┌──

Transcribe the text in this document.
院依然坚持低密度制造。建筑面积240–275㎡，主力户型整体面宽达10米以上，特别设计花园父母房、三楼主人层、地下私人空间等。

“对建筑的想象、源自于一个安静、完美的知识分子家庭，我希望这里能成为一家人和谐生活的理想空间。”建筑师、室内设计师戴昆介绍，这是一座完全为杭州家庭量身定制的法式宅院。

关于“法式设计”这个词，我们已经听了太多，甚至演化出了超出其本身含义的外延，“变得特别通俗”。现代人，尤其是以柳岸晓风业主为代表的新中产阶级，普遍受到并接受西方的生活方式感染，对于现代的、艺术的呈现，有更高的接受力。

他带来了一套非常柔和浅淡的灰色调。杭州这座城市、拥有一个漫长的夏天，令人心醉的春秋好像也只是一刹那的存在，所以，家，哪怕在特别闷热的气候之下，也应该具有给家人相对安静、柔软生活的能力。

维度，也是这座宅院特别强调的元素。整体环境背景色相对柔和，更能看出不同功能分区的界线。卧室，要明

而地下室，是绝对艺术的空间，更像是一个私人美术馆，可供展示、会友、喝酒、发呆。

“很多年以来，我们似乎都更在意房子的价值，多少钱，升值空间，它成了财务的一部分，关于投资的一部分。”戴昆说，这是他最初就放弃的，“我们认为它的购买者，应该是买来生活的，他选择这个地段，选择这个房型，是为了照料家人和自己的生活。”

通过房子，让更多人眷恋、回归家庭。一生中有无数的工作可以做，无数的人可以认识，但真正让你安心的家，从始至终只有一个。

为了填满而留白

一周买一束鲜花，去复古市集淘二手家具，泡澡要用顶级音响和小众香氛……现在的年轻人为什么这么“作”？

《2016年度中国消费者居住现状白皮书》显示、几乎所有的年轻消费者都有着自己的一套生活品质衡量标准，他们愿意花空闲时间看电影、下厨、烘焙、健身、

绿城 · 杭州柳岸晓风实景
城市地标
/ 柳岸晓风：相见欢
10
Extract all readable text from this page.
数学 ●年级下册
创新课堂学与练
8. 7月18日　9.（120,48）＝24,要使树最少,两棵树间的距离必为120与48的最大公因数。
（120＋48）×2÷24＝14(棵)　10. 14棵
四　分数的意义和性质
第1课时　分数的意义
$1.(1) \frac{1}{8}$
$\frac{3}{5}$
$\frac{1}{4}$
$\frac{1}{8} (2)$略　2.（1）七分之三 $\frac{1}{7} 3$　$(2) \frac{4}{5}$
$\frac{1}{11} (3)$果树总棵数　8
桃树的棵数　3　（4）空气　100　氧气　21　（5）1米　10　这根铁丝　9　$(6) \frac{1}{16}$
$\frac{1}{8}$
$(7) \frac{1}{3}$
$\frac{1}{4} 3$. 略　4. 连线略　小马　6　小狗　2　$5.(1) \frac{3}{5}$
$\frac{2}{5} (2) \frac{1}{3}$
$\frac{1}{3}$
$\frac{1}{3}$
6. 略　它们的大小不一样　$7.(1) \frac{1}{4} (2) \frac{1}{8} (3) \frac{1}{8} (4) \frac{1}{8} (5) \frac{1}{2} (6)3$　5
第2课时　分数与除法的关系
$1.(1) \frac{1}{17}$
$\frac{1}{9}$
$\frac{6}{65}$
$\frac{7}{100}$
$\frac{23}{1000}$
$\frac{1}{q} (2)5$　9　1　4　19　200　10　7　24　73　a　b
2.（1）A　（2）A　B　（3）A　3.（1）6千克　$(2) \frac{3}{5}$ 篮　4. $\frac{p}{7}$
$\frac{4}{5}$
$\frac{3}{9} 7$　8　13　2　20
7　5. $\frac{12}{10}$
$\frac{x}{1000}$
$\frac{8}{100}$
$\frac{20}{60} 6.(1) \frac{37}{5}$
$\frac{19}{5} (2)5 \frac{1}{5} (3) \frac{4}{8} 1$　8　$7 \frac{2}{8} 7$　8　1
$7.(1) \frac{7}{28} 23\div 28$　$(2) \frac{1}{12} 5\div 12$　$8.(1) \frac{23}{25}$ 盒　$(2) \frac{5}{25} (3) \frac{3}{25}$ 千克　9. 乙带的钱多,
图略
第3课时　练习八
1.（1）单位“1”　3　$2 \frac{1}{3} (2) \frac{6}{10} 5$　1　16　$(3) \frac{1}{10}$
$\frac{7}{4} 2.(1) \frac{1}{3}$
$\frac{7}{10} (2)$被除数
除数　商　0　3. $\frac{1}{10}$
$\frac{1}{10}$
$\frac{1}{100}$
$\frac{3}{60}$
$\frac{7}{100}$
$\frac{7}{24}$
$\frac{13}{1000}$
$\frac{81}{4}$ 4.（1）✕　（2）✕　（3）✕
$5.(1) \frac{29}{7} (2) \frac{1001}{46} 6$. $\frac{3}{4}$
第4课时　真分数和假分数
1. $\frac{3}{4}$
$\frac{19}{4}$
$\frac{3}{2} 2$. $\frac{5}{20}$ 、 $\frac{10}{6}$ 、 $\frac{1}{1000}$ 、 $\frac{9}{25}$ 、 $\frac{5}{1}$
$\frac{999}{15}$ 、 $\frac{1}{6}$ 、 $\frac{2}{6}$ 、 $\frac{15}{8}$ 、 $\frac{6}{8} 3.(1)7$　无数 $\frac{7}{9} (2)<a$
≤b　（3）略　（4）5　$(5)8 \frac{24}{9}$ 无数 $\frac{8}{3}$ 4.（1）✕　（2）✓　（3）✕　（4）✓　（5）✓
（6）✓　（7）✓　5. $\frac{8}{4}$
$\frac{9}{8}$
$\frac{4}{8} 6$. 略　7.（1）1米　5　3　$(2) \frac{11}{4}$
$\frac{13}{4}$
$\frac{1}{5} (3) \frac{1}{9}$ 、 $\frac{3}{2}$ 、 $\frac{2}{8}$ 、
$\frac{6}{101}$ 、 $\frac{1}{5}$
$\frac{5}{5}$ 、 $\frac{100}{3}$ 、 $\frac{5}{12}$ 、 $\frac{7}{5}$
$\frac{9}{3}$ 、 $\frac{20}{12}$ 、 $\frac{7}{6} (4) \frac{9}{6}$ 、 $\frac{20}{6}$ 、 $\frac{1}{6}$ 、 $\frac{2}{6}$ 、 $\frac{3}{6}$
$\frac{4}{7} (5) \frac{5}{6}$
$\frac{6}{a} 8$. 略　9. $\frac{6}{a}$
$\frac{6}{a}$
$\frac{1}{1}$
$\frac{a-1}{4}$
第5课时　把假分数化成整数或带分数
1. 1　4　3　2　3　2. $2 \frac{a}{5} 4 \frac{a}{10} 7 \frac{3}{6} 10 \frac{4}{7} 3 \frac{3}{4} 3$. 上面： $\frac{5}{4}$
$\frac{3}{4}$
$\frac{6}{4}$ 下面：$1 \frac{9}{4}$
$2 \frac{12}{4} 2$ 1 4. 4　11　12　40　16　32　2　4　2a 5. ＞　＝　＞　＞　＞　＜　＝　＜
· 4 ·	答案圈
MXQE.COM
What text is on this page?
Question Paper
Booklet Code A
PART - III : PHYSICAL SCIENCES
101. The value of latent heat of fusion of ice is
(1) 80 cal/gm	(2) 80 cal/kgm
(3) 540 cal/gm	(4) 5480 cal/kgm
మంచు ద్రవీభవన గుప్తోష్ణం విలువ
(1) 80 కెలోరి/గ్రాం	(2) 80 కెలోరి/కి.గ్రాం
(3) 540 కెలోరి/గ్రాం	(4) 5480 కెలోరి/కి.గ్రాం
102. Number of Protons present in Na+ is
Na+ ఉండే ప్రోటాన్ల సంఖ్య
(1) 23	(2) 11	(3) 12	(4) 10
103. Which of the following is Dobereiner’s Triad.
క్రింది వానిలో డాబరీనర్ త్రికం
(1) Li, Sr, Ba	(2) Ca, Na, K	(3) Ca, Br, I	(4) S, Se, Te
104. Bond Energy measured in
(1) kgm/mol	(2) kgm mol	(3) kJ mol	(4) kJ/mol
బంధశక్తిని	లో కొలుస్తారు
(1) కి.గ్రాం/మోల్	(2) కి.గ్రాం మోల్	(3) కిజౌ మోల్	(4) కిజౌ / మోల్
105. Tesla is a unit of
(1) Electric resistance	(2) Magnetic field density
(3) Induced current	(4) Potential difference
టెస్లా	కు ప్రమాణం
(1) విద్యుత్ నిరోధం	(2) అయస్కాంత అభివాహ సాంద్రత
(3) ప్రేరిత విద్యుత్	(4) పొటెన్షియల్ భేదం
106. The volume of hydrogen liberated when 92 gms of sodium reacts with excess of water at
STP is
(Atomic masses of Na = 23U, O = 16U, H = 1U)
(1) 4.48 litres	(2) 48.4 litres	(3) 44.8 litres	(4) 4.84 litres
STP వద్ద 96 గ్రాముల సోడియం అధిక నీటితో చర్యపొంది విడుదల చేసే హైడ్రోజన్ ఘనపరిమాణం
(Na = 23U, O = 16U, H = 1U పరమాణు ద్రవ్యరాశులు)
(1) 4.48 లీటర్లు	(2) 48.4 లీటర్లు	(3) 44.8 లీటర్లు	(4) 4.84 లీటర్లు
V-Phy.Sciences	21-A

└──

Pick out the lines that have the word "this". Copy them all.

### Response to the task
Transcribe the text in this document.
Extract all readable text from this page.
What text is on this page?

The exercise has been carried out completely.